Figure content listings:
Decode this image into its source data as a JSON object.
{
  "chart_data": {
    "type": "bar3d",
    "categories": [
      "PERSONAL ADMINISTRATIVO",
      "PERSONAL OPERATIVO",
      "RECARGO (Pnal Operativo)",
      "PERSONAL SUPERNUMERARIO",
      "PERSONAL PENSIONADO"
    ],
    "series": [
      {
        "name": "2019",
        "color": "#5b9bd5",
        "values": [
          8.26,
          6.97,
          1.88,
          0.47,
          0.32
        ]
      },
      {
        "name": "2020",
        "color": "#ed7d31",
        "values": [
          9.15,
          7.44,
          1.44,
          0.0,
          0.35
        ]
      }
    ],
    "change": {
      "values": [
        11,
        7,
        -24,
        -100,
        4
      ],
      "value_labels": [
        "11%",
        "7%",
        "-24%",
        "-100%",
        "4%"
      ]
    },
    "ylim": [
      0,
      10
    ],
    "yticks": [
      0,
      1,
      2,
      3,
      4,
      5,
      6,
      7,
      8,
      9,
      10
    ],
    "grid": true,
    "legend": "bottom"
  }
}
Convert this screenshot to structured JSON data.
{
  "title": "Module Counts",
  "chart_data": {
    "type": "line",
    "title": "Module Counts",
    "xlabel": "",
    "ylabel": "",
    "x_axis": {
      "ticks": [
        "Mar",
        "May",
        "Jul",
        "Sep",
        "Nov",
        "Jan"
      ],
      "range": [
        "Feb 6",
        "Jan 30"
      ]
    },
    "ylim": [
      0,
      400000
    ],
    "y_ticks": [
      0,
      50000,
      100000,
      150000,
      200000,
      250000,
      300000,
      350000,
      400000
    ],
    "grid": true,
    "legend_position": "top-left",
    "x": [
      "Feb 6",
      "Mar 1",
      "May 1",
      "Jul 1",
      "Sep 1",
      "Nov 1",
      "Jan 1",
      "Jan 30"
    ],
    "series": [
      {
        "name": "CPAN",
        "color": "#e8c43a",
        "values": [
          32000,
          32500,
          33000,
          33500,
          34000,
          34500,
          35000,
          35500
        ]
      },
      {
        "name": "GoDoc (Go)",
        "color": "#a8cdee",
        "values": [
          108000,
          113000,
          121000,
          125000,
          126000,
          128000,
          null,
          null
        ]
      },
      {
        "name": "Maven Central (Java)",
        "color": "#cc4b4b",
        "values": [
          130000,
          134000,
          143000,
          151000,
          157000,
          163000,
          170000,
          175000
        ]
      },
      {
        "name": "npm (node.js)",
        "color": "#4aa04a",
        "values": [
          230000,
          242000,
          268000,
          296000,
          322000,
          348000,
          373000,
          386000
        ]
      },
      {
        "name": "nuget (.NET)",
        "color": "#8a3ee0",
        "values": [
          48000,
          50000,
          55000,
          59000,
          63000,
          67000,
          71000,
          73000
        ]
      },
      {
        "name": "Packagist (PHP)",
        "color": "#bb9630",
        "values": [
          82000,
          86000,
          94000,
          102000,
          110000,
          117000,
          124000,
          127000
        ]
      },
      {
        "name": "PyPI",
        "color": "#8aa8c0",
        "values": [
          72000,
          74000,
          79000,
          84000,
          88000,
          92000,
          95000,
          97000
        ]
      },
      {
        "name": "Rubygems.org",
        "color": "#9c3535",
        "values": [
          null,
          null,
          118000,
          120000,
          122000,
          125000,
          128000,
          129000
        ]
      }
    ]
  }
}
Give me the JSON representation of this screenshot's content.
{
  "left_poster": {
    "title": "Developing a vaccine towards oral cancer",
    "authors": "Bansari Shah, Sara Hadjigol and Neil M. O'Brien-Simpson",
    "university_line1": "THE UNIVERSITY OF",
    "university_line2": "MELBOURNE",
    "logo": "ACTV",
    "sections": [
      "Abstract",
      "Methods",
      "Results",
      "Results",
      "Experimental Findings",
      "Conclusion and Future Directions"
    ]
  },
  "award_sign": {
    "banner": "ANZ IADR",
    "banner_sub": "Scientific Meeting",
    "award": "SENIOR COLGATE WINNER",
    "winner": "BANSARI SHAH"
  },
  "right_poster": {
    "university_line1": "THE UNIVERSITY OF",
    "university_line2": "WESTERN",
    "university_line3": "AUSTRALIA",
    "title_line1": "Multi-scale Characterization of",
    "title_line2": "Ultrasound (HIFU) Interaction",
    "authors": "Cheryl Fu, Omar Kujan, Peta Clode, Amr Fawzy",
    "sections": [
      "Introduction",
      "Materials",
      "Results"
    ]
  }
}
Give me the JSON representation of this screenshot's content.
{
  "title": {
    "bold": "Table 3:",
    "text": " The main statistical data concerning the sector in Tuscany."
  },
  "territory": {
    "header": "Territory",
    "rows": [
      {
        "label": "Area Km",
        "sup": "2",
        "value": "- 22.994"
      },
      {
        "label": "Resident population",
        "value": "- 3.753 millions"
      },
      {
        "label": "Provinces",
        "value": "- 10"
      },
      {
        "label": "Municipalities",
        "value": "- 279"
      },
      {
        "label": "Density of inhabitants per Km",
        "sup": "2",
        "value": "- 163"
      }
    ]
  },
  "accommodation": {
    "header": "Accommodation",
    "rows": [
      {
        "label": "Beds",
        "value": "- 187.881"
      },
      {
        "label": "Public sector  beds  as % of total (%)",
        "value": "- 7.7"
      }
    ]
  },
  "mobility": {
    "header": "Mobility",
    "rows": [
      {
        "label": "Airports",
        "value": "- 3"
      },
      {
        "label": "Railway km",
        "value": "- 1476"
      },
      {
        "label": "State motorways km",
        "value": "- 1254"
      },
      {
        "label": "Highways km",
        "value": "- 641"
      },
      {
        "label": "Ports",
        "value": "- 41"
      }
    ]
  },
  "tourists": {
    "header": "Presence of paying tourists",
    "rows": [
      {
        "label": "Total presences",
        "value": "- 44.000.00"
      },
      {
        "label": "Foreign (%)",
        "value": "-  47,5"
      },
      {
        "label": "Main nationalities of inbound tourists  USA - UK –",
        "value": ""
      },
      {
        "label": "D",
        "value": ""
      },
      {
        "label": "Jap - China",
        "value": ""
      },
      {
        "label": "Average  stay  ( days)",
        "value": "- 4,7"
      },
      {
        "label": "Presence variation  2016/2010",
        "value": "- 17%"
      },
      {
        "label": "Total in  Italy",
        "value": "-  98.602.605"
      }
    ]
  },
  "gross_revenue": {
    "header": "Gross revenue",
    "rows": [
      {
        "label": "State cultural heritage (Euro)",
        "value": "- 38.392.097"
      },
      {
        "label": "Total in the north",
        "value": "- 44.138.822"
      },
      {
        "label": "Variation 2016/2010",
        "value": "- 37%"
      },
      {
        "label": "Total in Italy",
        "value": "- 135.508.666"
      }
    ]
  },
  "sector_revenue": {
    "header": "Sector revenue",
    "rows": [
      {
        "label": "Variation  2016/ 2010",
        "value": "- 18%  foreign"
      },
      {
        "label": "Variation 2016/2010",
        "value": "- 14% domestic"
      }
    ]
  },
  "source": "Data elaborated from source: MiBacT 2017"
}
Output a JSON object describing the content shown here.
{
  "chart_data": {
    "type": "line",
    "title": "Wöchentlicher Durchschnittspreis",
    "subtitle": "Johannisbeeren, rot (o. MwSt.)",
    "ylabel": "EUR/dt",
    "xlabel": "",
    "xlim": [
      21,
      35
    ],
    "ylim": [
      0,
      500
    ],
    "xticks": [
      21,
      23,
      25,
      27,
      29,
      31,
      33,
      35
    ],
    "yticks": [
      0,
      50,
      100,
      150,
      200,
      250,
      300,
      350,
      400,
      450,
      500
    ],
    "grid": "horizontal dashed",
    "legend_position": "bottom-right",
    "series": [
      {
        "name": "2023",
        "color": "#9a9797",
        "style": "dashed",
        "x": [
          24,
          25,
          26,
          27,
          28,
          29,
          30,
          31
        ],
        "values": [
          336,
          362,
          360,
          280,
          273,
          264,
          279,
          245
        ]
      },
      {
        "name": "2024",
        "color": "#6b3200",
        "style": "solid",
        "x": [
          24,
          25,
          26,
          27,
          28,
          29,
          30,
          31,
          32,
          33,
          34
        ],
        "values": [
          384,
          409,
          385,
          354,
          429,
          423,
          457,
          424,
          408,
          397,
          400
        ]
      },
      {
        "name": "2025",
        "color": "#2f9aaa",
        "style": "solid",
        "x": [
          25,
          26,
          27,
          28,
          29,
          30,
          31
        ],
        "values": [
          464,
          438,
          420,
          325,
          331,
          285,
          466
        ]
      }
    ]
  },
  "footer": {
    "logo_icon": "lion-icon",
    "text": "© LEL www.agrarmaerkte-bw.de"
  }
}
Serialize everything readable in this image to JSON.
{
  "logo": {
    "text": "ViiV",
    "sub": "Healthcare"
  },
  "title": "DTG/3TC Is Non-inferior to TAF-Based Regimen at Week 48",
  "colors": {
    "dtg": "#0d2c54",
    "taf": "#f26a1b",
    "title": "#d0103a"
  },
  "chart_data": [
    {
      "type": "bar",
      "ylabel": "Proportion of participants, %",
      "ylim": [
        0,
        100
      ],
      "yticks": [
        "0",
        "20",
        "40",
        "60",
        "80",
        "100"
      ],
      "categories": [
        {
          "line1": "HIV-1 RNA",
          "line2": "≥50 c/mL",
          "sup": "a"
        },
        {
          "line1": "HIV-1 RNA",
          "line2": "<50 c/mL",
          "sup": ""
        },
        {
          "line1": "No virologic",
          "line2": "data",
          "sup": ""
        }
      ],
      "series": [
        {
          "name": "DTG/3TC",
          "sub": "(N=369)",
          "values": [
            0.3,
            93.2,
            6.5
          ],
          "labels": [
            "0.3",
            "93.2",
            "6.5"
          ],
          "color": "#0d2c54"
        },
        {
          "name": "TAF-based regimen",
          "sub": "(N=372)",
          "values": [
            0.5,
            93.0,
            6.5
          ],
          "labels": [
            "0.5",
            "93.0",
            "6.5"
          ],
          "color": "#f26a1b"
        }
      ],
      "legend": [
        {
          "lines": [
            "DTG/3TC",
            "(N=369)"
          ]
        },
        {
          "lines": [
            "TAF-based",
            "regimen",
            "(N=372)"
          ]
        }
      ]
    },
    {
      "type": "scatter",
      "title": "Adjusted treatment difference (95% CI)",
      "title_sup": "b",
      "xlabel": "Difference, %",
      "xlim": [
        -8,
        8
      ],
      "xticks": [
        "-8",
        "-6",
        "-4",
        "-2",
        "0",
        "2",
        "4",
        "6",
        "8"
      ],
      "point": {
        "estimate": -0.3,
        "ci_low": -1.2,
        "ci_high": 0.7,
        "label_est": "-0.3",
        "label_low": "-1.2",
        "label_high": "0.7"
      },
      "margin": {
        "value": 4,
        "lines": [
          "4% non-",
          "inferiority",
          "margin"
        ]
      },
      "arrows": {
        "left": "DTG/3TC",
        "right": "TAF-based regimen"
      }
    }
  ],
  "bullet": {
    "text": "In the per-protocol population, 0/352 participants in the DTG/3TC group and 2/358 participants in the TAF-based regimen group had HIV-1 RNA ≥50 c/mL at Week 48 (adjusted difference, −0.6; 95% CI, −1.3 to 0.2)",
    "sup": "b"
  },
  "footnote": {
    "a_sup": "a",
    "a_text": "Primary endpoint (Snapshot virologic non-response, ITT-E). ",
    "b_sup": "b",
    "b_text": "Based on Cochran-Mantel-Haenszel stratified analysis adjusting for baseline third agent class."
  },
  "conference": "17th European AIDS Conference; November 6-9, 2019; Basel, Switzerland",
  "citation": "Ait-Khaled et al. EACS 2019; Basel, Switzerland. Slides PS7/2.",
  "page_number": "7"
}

- _WHAT TO PRODUCE_
Check each line above for the word "participants", and copy the lines where it appears.

- _CORRECT ANSWER_
      "ylabel": "Proportion of participants, %",
    "text": "In the per-protocol population, 0/352 participants in the DTG/3TC group and 2/358 participants in the TAF-based regimen group had HIV-1 RNA ≥50 c/mL at Week 48 (adjusted difference, −0.6; 95% CI, −1.3 to 0.2)",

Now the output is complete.